Extracted records
****************
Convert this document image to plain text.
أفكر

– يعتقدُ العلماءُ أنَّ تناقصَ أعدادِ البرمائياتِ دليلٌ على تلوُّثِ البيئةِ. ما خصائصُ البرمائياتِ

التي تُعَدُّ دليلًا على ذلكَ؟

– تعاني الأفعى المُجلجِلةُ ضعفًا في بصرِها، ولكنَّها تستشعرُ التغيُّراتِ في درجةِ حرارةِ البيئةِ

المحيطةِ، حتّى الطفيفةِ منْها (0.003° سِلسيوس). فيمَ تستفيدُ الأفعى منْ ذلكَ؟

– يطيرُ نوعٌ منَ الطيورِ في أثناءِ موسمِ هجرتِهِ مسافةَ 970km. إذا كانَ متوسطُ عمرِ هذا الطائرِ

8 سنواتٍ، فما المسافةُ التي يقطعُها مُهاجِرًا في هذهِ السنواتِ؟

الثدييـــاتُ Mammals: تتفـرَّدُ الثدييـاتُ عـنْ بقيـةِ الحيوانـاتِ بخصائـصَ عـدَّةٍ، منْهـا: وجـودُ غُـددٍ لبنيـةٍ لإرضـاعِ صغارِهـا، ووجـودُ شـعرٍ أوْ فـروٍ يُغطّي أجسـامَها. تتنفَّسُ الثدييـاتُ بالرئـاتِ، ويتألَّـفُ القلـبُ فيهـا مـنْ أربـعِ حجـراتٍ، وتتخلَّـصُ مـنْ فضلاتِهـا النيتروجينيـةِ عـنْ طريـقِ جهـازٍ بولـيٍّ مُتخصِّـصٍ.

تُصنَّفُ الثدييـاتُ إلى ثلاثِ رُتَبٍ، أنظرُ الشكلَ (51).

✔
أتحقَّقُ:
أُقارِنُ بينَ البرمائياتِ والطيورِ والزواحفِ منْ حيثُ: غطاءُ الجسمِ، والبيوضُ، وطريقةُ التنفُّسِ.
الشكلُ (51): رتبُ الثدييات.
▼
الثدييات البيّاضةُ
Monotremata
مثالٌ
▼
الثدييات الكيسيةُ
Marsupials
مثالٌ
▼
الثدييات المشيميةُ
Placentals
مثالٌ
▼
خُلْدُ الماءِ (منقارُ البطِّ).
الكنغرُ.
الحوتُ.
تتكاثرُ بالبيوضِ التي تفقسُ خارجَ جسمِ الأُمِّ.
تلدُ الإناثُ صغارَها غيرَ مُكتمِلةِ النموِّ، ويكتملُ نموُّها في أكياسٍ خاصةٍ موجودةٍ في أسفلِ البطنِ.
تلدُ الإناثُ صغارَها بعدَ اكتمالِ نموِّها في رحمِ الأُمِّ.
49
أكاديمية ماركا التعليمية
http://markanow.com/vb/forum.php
****************
Problem: Can you reproduce all the material exactly?

Result for this task:
Convert this document image to plain text.
أفكر

– يعتقدُ العلماءُ أنَّ تناقصَ أعدادِ البرمائياتِ دليلٌ على تلوُّثِ البيئةِ. ما خصائصُ البرمائياتِ

التي تُعَدُّ دليلًا على ذلكَ؟

– تعاني الأفعى المُجلجِلةُ ضعفًا في بصرِها، ولكنَّها تستشعرُ التغيُّراتِ في درجةِ حرارةِ البيئةِ

المحيطةِ، حتّى الطفيفةِ منْها (0.003° سِلسيوس). فيمَ تستفيدُ الأفعى منْ ذلكَ؟

– يطيرُ نوعٌ منَ الطيورِ في أثناءِ موسمِ هجرتِهِ مسافةَ 970km. إذا كانَ متوسطُ عمرِ هذا الطائرِ

8 سنواتٍ، فما المسافةُ التي يقطعُها مُهاجِرًا في هذهِ السنواتِ؟

الثدييـــاتُ Mammals: تتفـرَّدُ الثدييـاتُ عـنْ بقيـةِ الحيوانـاتِ بخصائـصَ عـدَّةٍ، منْهـا: وجـودُ غُـددٍ لبنيـةٍ لإرضـاعِ صغارِهـا، ووجـودُ شـعرٍ أوْ فـروٍ يُغطّي أجسـامَها. تتنفَّسُ الثدييـاتُ بالرئـاتِ، ويتألَّـفُ القلـبُ فيهـا مـنْ أربـعِ حجـراتٍ، وتتخلَّـصُ مـنْ فضلاتِهـا النيتروجينيـةِ عـنْ طريـقِ جهـازٍ بولـيٍّ مُتخصِّـصٍ.

تُصنَّفُ الثدييـاتُ إلى ثلاثِ رُتَبٍ، أنظرُ الشكلَ (51).

✔
أتحقَّقُ:
أُقارِنُ بينَ البرمائياتِ والطيورِ والزواحفِ منْ حيثُ: غطاءُ الجسمِ، والبيوضُ، وطريقةُ التنفُّسِ.
الشكلُ (51): رتبُ الثدييات.
▼
الثدييات البيّاضةُ
Monotremata
مثالٌ
▼
الثدييات الكيسيةُ
Marsupials
مثالٌ
▼
الثدييات المشيميةُ
Placentals
مثالٌ
▼
خُلْدُ الماءِ (منقارُ البطِّ).
الكنغرُ.
الحوتُ.
تتكاثرُ بالبيوضِ التي تفقسُ خارجَ جسمِ الأُمِّ.
تلدُ الإناثُ صغارَها غيرَ مُكتمِلةِ النموِّ، ويكتملُ نموُّها في أكياسٍ خاصةٍ موجودةٍ في أسفلِ البطنِ.
تلدُ الإناثُ صغارَها بعدَ اكتمالِ نموِّها في رحمِ الأُمِّ.
49
أكاديمية ماركا التعليمية
http://markanow.com/vb/forum.php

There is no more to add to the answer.